_Dataset rows about figures_:
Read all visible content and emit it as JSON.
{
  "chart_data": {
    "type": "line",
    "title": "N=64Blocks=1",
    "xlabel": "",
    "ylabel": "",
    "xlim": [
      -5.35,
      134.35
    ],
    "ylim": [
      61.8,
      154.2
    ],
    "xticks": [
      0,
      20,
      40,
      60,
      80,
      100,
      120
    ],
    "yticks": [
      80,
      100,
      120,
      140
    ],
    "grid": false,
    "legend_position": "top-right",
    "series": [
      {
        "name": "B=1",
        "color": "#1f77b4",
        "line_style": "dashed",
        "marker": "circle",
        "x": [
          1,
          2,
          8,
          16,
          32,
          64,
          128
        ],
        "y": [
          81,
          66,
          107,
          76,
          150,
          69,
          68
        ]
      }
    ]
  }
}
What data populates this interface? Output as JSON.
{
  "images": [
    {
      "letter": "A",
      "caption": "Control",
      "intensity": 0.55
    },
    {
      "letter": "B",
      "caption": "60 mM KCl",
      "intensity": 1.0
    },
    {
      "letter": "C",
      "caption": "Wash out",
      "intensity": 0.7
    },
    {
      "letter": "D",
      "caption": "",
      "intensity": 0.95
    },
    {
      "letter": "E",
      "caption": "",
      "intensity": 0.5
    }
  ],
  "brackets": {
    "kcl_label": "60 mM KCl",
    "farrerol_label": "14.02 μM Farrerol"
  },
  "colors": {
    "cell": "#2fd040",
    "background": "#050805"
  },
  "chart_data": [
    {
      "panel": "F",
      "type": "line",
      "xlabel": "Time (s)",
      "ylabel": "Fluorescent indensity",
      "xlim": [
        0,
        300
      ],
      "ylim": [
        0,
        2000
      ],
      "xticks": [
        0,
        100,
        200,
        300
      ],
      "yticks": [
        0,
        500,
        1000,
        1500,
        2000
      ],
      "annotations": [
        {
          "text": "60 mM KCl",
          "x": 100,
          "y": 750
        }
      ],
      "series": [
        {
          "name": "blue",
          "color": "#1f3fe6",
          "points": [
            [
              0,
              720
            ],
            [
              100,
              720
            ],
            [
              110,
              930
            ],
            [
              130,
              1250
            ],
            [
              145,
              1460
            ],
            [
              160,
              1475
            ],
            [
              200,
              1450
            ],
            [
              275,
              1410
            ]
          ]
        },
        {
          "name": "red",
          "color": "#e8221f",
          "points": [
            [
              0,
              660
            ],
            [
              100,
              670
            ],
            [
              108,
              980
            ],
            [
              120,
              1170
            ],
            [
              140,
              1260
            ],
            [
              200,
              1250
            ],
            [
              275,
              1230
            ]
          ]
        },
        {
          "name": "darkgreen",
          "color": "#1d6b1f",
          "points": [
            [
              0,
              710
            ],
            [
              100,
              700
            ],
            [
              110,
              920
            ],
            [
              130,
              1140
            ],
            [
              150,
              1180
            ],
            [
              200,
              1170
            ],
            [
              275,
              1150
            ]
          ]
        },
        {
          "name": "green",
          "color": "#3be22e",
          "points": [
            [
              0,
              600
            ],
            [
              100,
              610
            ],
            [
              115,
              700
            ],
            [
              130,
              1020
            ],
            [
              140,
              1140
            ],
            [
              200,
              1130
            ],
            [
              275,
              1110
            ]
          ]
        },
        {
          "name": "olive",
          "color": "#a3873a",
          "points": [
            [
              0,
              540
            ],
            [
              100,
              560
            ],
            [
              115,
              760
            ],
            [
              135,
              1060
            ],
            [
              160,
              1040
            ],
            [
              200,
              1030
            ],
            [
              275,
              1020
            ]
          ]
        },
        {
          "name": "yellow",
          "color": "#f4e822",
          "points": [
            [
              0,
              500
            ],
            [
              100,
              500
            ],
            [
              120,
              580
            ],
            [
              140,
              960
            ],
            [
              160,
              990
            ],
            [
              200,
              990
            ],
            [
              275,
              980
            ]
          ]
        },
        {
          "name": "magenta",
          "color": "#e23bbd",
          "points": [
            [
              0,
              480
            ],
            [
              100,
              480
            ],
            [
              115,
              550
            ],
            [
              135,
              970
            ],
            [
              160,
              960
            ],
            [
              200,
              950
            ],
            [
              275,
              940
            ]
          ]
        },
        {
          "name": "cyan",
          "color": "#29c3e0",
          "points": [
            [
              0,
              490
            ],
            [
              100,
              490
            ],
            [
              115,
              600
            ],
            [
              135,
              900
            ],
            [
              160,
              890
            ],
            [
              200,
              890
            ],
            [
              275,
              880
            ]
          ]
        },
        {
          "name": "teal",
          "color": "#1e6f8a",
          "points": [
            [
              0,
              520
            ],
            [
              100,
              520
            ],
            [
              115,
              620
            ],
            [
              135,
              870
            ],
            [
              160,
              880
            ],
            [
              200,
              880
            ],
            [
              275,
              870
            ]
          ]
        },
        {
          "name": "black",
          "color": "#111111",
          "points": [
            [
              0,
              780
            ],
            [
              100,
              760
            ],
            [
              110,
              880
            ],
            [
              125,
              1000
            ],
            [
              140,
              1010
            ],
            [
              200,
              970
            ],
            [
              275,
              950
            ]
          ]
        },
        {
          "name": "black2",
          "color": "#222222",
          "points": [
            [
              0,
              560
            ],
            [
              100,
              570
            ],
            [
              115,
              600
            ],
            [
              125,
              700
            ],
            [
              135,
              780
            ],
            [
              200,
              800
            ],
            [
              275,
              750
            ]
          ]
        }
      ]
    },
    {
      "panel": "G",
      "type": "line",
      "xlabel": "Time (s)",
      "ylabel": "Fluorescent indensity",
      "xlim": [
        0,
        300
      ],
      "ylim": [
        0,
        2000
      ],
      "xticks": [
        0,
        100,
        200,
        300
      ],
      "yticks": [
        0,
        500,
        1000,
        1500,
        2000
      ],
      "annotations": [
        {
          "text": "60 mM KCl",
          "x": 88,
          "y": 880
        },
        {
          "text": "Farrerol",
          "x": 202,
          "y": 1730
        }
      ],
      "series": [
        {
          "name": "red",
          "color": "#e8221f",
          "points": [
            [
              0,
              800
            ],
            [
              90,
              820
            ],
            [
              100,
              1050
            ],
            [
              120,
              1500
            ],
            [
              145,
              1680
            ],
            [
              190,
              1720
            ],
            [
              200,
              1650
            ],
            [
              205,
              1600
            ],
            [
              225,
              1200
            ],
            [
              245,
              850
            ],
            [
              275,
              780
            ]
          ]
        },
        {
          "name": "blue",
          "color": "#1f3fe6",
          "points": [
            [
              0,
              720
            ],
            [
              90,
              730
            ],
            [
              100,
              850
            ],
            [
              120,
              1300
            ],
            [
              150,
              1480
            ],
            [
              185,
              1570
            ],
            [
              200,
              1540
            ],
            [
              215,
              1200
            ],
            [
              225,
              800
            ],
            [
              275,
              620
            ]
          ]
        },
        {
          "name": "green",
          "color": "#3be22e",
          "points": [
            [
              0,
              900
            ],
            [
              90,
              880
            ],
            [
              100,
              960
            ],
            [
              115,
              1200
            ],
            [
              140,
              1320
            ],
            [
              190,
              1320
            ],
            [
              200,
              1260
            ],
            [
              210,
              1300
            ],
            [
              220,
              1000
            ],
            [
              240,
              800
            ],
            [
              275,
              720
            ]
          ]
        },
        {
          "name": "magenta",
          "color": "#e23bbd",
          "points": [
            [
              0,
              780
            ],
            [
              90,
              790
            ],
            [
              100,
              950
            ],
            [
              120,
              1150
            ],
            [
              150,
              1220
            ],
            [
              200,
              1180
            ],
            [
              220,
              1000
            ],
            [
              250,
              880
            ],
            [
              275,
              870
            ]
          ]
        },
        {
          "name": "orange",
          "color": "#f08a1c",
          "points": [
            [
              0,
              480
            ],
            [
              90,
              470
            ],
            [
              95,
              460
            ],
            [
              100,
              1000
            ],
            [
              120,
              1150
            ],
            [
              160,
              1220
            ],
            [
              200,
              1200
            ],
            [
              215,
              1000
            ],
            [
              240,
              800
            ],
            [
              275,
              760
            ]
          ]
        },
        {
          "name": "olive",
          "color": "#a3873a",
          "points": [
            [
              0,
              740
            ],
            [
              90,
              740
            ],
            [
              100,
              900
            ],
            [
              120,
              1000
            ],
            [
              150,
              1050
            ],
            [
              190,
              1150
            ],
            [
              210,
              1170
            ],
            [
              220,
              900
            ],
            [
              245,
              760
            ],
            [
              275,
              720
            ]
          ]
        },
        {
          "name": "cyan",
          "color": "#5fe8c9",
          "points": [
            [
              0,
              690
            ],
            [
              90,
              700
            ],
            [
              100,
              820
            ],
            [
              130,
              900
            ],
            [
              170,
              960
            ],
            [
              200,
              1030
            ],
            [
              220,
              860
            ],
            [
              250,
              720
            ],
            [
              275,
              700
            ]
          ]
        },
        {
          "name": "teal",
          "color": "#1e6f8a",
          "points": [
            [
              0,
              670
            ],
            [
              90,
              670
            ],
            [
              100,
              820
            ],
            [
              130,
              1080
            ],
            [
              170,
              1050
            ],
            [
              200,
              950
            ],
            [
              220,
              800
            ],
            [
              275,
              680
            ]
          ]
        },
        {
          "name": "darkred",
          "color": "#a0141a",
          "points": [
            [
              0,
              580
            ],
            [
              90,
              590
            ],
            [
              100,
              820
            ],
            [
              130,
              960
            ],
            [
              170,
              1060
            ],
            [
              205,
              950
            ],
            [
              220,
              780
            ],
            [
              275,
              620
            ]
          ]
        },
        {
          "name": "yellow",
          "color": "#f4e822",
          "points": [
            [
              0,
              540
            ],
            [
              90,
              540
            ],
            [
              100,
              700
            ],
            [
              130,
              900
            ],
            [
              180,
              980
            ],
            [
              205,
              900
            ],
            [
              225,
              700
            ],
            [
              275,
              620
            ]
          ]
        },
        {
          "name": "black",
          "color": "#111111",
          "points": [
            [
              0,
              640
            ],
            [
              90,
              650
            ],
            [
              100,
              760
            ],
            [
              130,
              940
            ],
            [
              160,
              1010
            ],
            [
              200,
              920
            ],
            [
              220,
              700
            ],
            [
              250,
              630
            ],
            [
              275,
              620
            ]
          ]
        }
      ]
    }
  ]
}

_The task_:
Wherever "Farrerol" shows up in a line, copy that line.

_Response_:
    "farrerol_label": "14.02 μM Farrerol"
          "text": "Farrerol",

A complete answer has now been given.